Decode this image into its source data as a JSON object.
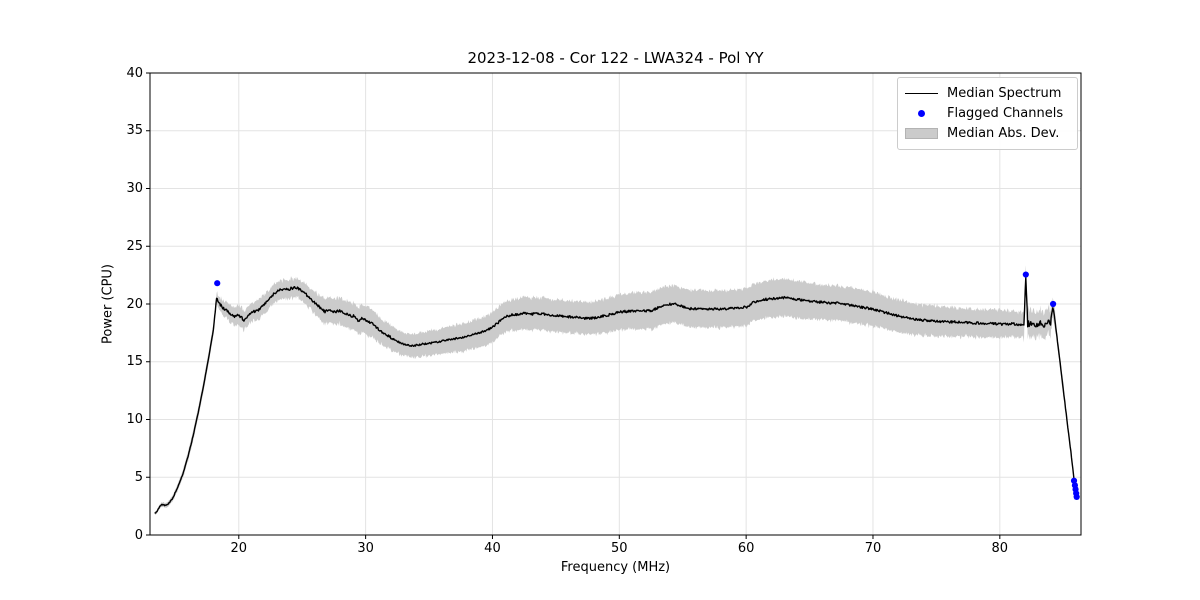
{
  "chart_data": {
    "type": "line",
    "title": "2023-12-08 - Cor 122 - LWA324 - Pol YY",
    "xlabel": "Frequency (MHz)",
    "ylabel": "Power (CPU)",
    "xlim": [
      13.0,
      86.4
    ],
    "ylim": [
      0,
      40
    ],
    "xticks": [
      20,
      30,
      40,
      50,
      60,
      70,
      80
    ],
    "yticks": [
      0,
      5,
      10,
      15,
      20,
      25,
      30,
      35,
      40
    ],
    "grid": true,
    "legend_position": "upper right",
    "colors": {
      "median_line": "#000000",
      "mad_band": "#cbcbcb",
      "flagged": "#0000ff",
      "gridline": "#e3e3e3",
      "frame": "#000000"
    },
    "legend": {
      "items": [
        {
          "label": "Median Spectrum",
          "type": "line"
        },
        {
          "label": "Flagged Channels",
          "type": "marker"
        },
        {
          "label": "Median Abs. Dev.",
          "type": "patch"
        }
      ]
    },
    "series": {
      "median_spectrum_anchors_freq_power_mad": [
        [
          13.4,
          1.9,
          0.15
        ],
        [
          13.55,
          2.0,
          0.15
        ],
        [
          13.75,
          2.45,
          0.18
        ],
        [
          13.9,
          2.65,
          0.2
        ],
        [
          14.05,
          2.6,
          0.2
        ],
        [
          14.25,
          2.55,
          0.2
        ],
        [
          14.5,
          2.75,
          0.22
        ],
        [
          14.8,
          3.2,
          0.25
        ],
        [
          15.2,
          4.2,
          0.3
        ],
        [
          15.6,
          5.3,
          0.35
        ],
        [
          16.0,
          6.8,
          0.4
        ],
        [
          16.4,
          8.6,
          0.45
        ],
        [
          16.8,
          10.6,
          0.48
        ],
        [
          17.2,
          12.8,
          0.5
        ],
        [
          17.6,
          15.2,
          0.5
        ],
        [
          18.0,
          17.8,
          0.5
        ],
        [
          18.25,
          20.55,
          0.45
        ],
        [
          18.45,
          20.1,
          0.55
        ],
        [
          18.7,
          19.7,
          0.65
        ],
        [
          19.0,
          19.45,
          0.7
        ],
        [
          19.3,
          19.2,
          0.75
        ],
        [
          19.6,
          18.9,
          0.78
        ],
        [
          19.9,
          19.15,
          0.8
        ],
        [
          20.15,
          18.9,
          0.8
        ],
        [
          20.4,
          18.55,
          0.8
        ],
        [
          20.8,
          19.0,
          0.82
        ],
        [
          21.2,
          19.35,
          0.85
        ],
        [
          21.6,
          19.5,
          0.85
        ],
        [
          22.0,
          19.9,
          0.85
        ],
        [
          22.4,
          20.45,
          0.85
        ],
        [
          22.8,
          20.9,
          0.82
        ],
        [
          23.2,
          21.2,
          0.8
        ],
        [
          23.6,
          21.35,
          0.8
        ],
        [
          24.0,
          21.3,
          0.8
        ],
        [
          24.4,
          21.45,
          0.8
        ],
        [
          24.8,
          21.3,
          0.82
        ],
        [
          25.2,
          20.95,
          0.85
        ],
        [
          25.6,
          20.5,
          0.9
        ],
        [
          25.9,
          20.15,
          0.95
        ],
        [
          26.2,
          19.9,
          1.0
        ],
        [
          26.5,
          19.55,
          1.05
        ],
        [
          26.8,
          19.35,
          1.08
        ],
        [
          27.1,
          19.5,
          1.1
        ],
        [
          27.5,
          19.3,
          1.1
        ],
        [
          27.9,
          19.4,
          1.1
        ],
        [
          28.3,
          19.25,
          1.12
        ],
        [
          28.7,
          19.0,
          1.15
        ],
        [
          29.1,
          18.95,
          1.18
        ],
        [
          29.4,
          18.5,
          1.2
        ],
        [
          29.7,
          18.8,
          1.22
        ],
        [
          30.1,
          18.55,
          1.25
        ],
        [
          30.5,
          18.3,
          1.22
        ],
        [
          30.9,
          17.95,
          1.18
        ],
        [
          31.3,
          17.6,
          1.12
        ],
        [
          31.7,
          17.3,
          1.08
        ],
        [
          32.1,
          17.0,
          1.05
        ],
        [
          32.6,
          16.7,
          1.02
        ],
        [
          33.1,
          16.5,
          1.0
        ],
        [
          33.6,
          16.4,
          1.0
        ],
        [
          34.1,
          16.45,
          1.0
        ],
        [
          34.6,
          16.55,
          1.05
        ],
        [
          35.1,
          16.6,
          1.08
        ],
        [
          35.6,
          16.7,
          1.1
        ],
        [
          36.1,
          16.8,
          1.12
        ],
        [
          36.6,
          16.9,
          1.15
        ],
        [
          37.1,
          17.0,
          1.18
        ],
        [
          37.6,
          17.1,
          1.2
        ],
        [
          38.1,
          17.25,
          1.22
        ],
        [
          38.6,
          17.4,
          1.25
        ],
        [
          39.1,
          17.55,
          1.28
        ],
        [
          39.6,
          17.75,
          1.3
        ],
        [
          40.0,
          18.0,
          1.3
        ],
        [
          40.4,
          18.35,
          1.3
        ],
        [
          40.8,
          18.7,
          1.32
        ],
        [
          41.2,
          18.95,
          1.35
        ],
        [
          41.6,
          19.1,
          1.35
        ],
        [
          42.0,
          19.1,
          1.35
        ],
        [
          42.5,
          19.2,
          1.38
        ],
        [
          43.0,
          19.1,
          1.4
        ],
        [
          43.5,
          19.2,
          1.4
        ],
        [
          44.0,
          19.15,
          1.4
        ],
        [
          44.5,
          19.05,
          1.4
        ],
        [
          45.0,
          19.0,
          1.4
        ],
        [
          45.5,
          18.95,
          1.4
        ],
        [
          46.0,
          18.9,
          1.4
        ],
        [
          46.5,
          18.85,
          1.4
        ],
        [
          47.0,
          18.8,
          1.4
        ],
        [
          47.5,
          18.75,
          1.4
        ],
        [
          48.0,
          18.8,
          1.42
        ],
        [
          48.5,
          18.9,
          1.45
        ],
        [
          49.0,
          19.0,
          1.48
        ],
        [
          49.5,
          19.15,
          1.5
        ],
        [
          50.0,
          19.3,
          1.52
        ],
        [
          50.5,
          19.35,
          1.55
        ],
        [
          51.0,
          19.4,
          1.58
        ],
        [
          51.5,
          19.4,
          1.6
        ],
        [
          52.0,
          19.4,
          1.6
        ],
        [
          52.6,
          19.45,
          1.6
        ],
        [
          53.1,
          19.7,
          1.6
        ],
        [
          53.6,
          19.9,
          1.6
        ],
        [
          54.1,
          20.0,
          1.6
        ],
        [
          54.6,
          19.95,
          1.6
        ],
        [
          55.1,
          19.75,
          1.6
        ],
        [
          55.6,
          19.6,
          1.6
        ],
        [
          56.1,
          19.6,
          1.6
        ],
        [
          56.6,
          19.6,
          1.6
        ],
        [
          57.1,
          19.55,
          1.6
        ],
        [
          57.6,
          19.6,
          1.6
        ],
        [
          58.1,
          19.55,
          1.6
        ],
        [
          58.6,
          19.6,
          1.6
        ],
        [
          59.1,
          19.65,
          1.6
        ],
        [
          59.6,
          19.7,
          1.6
        ],
        [
          60.1,
          19.75,
          1.6
        ],
        [
          60.5,
          20.1,
          1.6
        ],
        [
          61.0,
          20.3,
          1.6
        ],
        [
          61.5,
          20.4,
          1.6
        ],
        [
          62.0,
          20.45,
          1.6
        ],
        [
          62.5,
          20.5,
          1.6
        ],
        [
          63.0,
          20.55,
          1.6
        ],
        [
          63.5,
          20.5,
          1.6
        ],
        [
          64.0,
          20.4,
          1.6
        ],
        [
          64.5,
          20.3,
          1.6
        ],
        [
          65.0,
          20.25,
          1.58
        ],
        [
          65.5,
          20.2,
          1.55
        ],
        [
          66.0,
          20.15,
          1.55
        ],
        [
          66.5,
          20.1,
          1.52
        ],
        [
          67.0,
          20.1,
          1.5
        ],
        [
          67.5,
          20.05,
          1.5
        ],
        [
          68.0,
          19.95,
          1.5
        ],
        [
          68.5,
          19.85,
          1.5
        ],
        [
          69.0,
          19.75,
          1.5
        ],
        [
          69.5,
          19.65,
          1.5
        ],
        [
          70.0,
          19.55,
          1.48
        ],
        [
          70.5,
          19.4,
          1.45
        ],
        [
          71.0,
          19.25,
          1.42
        ],
        [
          71.5,
          19.1,
          1.4
        ],
        [
          72.0,
          18.95,
          1.4
        ],
        [
          72.5,
          18.85,
          1.4
        ],
        [
          73.0,
          18.75,
          1.38
        ],
        [
          73.5,
          18.65,
          1.35
        ],
        [
          74.0,
          18.6,
          1.35
        ],
        [
          74.5,
          18.55,
          1.32
        ],
        [
          75.0,
          18.5,
          1.3
        ],
        [
          75.5,
          18.5,
          1.3
        ],
        [
          76.0,
          18.45,
          1.28
        ],
        [
          76.5,
          18.45,
          1.25
        ],
        [
          77.0,
          18.4,
          1.25
        ],
        [
          77.5,
          18.4,
          1.22
        ],
        [
          78.0,
          18.35,
          1.2
        ],
        [
          78.5,
          18.35,
          1.2
        ],
        [
          79.0,
          18.3,
          1.2
        ],
        [
          79.5,
          18.3,
          1.2
        ],
        [
          80.0,
          18.25,
          1.18
        ],
        [
          80.5,
          18.25,
          1.15
        ],
        [
          81.0,
          18.3,
          1.12
        ],
        [
          81.5,
          18.2,
          1.1
        ],
        [
          81.9,
          18.3,
          1.1
        ],
        [
          82.05,
          22.4,
          1.05
        ],
        [
          82.2,
          18.3,
          1.1
        ],
        [
          82.5,
          18.35,
          1.1
        ],
        [
          82.8,
          18.25,
          1.1
        ],
        [
          83.1,
          18.35,
          1.1
        ],
        [
          83.4,
          18.25,
          1.1
        ],
        [
          83.7,
          18.3,
          1.1
        ],
        [
          84.0,
          18.4,
          1.05
        ],
        [
          84.18,
          19.7,
          0.9
        ],
        [
          84.3,
          19.0,
          0.75
        ],
        [
          84.45,
          17.6,
          0.65
        ],
        [
          84.7,
          15.4,
          0.55
        ],
        [
          85.0,
          12.6,
          0.45
        ],
        [
          85.3,
          9.9,
          0.4
        ],
        [
          85.6,
          7.2,
          0.35
        ],
        [
          85.85,
          4.8,
          0.3
        ],
        [
          85.95,
          4.0,
          0.25
        ],
        [
          86.05,
          3.4,
          0.2
        ],
        [
          86.1,
          3.2,
          0.18
        ]
      ],
      "flagged_channels_freq_power": [
        [
          18.3,
          21.8
        ],
        [
          82.05,
          22.55
        ],
        [
          84.2,
          20.0
        ],
        [
          85.85,
          4.7
        ],
        [
          85.92,
          4.3
        ],
        [
          85.97,
          3.95
        ],
        [
          86.02,
          3.6
        ],
        [
          86.06,
          3.3
        ]
      ]
    },
    "noise": {
      "line_regions": [
        {
          "from": 13.0,
          "to": 18.0,
          "amp": 0.05
        },
        {
          "from": 18.0,
          "to": 32.0,
          "amp": 0.12
        },
        {
          "from": 32.0,
          "to": 40.0,
          "amp": 0.08
        },
        {
          "from": 40.0,
          "to": 81.9,
          "amp": 0.1
        },
        {
          "from": 81.9,
          "to": 84.1,
          "amp": 0.28
        },
        {
          "from": 84.1,
          "to": 86.5,
          "amp": 0.06
        }
      ],
      "band_regions": [
        {
          "from": 13.0,
          "to": 18.0,
          "amp": 0.06
        },
        {
          "from": 18.0,
          "to": 32.0,
          "amp": 0.22
        },
        {
          "from": 32.0,
          "to": 70.0,
          "amp": 0.18
        },
        {
          "from": 70.0,
          "to": 81.9,
          "amp": 0.2
        },
        {
          "from": 81.9,
          "to": 85.2,
          "amp": 0.5
        },
        {
          "from": 85.2,
          "to": 86.5,
          "amp": 0.12
        }
      ]
    }
  }
}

> _WHAT THIS TASK INVOLVES_
Only a number is wanted: how many lines contain "type"?

> _REPLY_
4